● Records to process:
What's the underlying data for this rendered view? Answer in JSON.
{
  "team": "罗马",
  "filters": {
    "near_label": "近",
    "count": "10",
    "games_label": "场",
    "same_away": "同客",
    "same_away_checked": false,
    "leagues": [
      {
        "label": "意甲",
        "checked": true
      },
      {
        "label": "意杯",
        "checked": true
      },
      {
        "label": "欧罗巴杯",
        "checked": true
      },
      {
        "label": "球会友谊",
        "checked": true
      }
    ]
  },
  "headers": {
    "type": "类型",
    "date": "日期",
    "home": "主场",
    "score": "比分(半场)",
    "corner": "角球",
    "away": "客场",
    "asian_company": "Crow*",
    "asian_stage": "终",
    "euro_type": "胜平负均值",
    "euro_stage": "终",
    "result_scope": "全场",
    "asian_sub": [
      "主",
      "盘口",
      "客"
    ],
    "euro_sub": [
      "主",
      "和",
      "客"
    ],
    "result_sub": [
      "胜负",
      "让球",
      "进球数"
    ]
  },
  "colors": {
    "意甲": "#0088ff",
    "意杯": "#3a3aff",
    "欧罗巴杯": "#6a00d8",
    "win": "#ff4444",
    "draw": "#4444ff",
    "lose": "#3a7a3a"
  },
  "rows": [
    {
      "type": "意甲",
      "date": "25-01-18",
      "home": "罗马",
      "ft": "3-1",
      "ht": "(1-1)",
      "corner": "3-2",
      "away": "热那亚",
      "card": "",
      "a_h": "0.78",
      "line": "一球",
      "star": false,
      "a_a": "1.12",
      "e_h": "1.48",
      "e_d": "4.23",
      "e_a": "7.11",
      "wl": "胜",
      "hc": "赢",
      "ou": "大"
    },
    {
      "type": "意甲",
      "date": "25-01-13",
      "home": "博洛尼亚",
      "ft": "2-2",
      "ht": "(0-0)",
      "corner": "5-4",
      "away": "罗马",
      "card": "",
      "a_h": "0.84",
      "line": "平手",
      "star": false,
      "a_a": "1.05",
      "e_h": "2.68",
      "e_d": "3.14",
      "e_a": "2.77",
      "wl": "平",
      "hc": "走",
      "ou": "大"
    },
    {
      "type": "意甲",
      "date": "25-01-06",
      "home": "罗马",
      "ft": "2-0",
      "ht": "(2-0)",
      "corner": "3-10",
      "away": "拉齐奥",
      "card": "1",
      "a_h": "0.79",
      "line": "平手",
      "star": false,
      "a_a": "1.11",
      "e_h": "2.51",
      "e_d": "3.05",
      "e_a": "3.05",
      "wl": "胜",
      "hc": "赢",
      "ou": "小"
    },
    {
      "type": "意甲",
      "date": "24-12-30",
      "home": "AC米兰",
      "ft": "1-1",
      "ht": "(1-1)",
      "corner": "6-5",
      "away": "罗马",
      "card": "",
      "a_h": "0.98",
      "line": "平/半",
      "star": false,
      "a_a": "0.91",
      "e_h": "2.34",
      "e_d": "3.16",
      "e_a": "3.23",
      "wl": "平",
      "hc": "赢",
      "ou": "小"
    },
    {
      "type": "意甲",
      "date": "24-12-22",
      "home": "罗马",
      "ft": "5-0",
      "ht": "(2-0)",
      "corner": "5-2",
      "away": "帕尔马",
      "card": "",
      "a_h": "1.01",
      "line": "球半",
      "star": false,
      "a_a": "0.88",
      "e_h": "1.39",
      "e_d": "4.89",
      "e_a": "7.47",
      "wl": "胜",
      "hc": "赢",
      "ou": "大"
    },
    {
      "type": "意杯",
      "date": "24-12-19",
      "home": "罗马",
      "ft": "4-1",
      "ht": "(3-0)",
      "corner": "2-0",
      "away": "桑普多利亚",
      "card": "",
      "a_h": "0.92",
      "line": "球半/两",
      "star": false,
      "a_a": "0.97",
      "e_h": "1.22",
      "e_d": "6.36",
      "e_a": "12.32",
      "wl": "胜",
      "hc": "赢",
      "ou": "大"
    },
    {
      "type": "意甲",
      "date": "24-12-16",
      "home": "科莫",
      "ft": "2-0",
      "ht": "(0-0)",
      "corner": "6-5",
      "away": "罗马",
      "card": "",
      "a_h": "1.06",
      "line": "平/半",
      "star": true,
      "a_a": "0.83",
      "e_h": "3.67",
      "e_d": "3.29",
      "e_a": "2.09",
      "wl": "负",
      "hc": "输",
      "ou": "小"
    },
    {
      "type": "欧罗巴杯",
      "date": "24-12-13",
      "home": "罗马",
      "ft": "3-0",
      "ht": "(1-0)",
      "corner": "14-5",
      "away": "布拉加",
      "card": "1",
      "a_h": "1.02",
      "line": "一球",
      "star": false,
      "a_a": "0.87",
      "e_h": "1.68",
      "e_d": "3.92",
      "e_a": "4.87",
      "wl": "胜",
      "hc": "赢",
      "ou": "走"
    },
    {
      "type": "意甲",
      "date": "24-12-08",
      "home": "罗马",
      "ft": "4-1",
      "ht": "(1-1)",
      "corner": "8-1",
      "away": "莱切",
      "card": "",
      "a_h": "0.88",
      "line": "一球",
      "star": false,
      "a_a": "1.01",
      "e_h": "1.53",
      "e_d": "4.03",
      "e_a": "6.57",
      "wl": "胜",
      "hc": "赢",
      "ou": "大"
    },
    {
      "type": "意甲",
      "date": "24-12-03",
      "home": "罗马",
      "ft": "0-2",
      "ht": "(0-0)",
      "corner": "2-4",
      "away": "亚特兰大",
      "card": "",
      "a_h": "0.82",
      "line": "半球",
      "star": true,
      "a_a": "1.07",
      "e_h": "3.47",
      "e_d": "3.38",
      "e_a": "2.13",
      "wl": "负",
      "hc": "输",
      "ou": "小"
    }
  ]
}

● Directions for this task: Your task is to return the full listing exactly as it was given.

● The reply:
What's the underlying data for this rendered view? Answer in JSON.
{
  "team": "罗马",
  "filters": {
    "near_label": "近",
    "count": "10",
    "games_label": "场",
    "same_away": "同客",
    "same_away_checked": false,
    "leagues": [
      {
        "label": "意甲",
        "checked": true
      },
      {
        "label": "意杯",
        "checked": true
      },
      {
        "label": "欧罗巴杯",
        "checked": true
      },
      {
        "label": "球会友谊",
        "checked": true
      }
    ]
  },
  "headers": {
    "type": "类型",
    "date": "日期",
    "home": "主场",
    "score": "比分(半场)",
    "corner": "角球",
    "away": "客场",
    "asian_company": "Crow*",
    "asian_stage": "终",
    "euro_type": "胜平负均值",
    "euro_stage": "终",
    "result_scope": "全场",
    "asian_sub": [
      "主",
      "盘口",
      "客"
    ],
    "euro_sub": [
      "主",
      "和",
      "客"
    ],
    "result_sub": [
      "胜负",
      "让球",
      "进球数"
    ]
  },
  "colors": {
    "意甲": "#0088ff",
    "意杯": "#3a3aff",
    "欧罗巴杯": "#6a00d8",
    "win": "#ff4444",
    "draw": "#4444ff",
    "lose": "#3a7a3a"
  },
  "rows": [
    {
      "type": "意甲",
      "date": "25-01-18",
      "home": "罗马",
      "ft": "3-1",
      "ht": "(1-1)",
      "corner": "3-2",
      "away": "热那亚",
      "card": "",
      "a_h": "0.78",
      "line": "一球",
      "star": false,
      "a_a": "1.12",
      "e_h": "1.48",
      "e_d": "4.23",
      "e_a": "7.11",
      "wl": "胜",
      "hc": "赢",
      "ou": "大"
    },
    {
      "type": "意甲",
      "date": "25-01-13",
      "home": "博洛尼亚",
      "ft": "2-2",
      "ht": "(0-0)",
      "corner": "5-4",
      "away": "罗马",
      "card": "",
      "a_h": "0.84",
      "line": "平手",
      "star": false,
      "a_a": "1.05",
      "e_h": "2.68",
      "e_d": "3.14",
      "e_a": "2.77",
      "wl": "平",
      "hc": "走",
      "ou": "大"
    },
    {
      "type": "意甲",
      "date": "25-01-06",
      "home": "罗马",
      "ft": "2-0",
      "ht": "(2-0)",
      "corner": "3-10",
      "away": "拉齐奥",
      "card": "1",
      "a_h": "0.79",
      "line": "平手",
      "star": false,
      "a_a": "1.11",
      "e_h": "2.51",
      "e_d": "3.05",
      "e_a": "3.05",
      "wl": "胜",
      "hc": "赢",
      "ou": "小"
    },
    {
      "type": "意甲",
      "date": "24-12-30",
      "home": "AC米兰",
      "ft": "1-1",
      "ht": "(1-1)",
      "corner": "6-5",
      "away": "罗马",
      "card": "",
      "a_h": "0.98",
      "line": "平/半",
      "star": false,
      "a_a": "0.91",
      "e_h": "2.34",
      "e_d": "3.16",
      "e_a": "3.23",
      "wl": "平",
      "hc": "赢",
      "ou": "小"
    },
    {
      "type": "意甲",
      "date": "24-12-22",
      "home": "罗马",
      "ft": "5-0",
      "ht": "(2-0)",
      "corner": "5-2",
      "away": "帕尔马",
      "card": "",
      "a_h": "1.01",
      "line": "球半",
      "star": false,
      "a_a": "0.88",
      "e_h": "1.39",
      "e_d": "4.89",
      "e_a": "7.47",
      "wl": "胜",
      "hc": "赢",
      "ou": "大"
    },
    {
      "type": "意杯",
      "date": "24-12-19",
      "home": "罗马",
      "ft": "4-1",
      "ht": "(3-0)",
      "corner": "2-0",
      "away": "桑普多利亚",
      "card": "",
      "a_h": "0.92",
      "line": "球半/两",
      "star": false,
      "a_a": "0.97",
      "e_h": "1.22",
      "e_d": "6.36",
      "e_a": "12.32",
      "wl": "胜",
      "hc": "赢",
      "ou": "大"
    },
    {
      "type": "意甲",
      "date": "24-12-16",
      "home": "科莫",
      "ft": "2-0",
      "ht": "(0-0)",
      "corner": "6-5",
      "away": "罗马",
      "card": "",
      "a_h": "1.06",
      "line": "平/半",
      "star": true,
      "a_a": "0.83",
      "e_h": "3.67",
      "e_d": "3.29",
      "e_a": "2.09",
      "wl": "负",
      "hc": "输",
      "ou": "小"
    },
    {
      "type": "欧罗巴杯",
      "date": "24-12-13",
      "home": "罗马",
      "ft": "3-0",
      "ht": "(1-0)",
      "corner": "14-5",
      "away": "布拉加",
      "card": "1",
      "a_h": "1.02",
      "line": "一球",
      "star": false,
      "a_a": "0.87",
      "e_h": "1.68",
      "e_d": "3.92",
      "e_a": "4.87",
      "wl": "胜",
      "hc": "赢",
      "ou": "走"
    },
    {
      "type": "意甲",
      "date": "24-12-08",
      "home": "罗马",
      "ft": "4-1",
      "ht": "(1-1)",
      "corner": "8-1",
      "away": "莱切",
      "card": "",
      "a_h": "0.88",
      "line": "一球",
      "star": false,
      "a_a": "1.01",
      "e_h": "1.53",
      "e_d": "4.03",
      "e_a": "6.57",
      "wl": "胜",
      "hc": "赢",
      "ou": "大"
    },
    {
      "type": "意甲",
      "date": "24-12-03",
      "home": "罗马",
      "ft": "0-2",
      "ht": "(0-0)",
      "corner": "2-4",
      "away": "亚特兰大",
      "card": "",
      "a_h": "0.82",
      "line": "半球",
      "star": true,
      "a_a": "1.07",
      "e_h": "3.47",
      "e_d": "3.38",
      "e_a": "2.13",
      "wl": "负",
      "hc": "输",
      "ou": "小"
    }
  ]
}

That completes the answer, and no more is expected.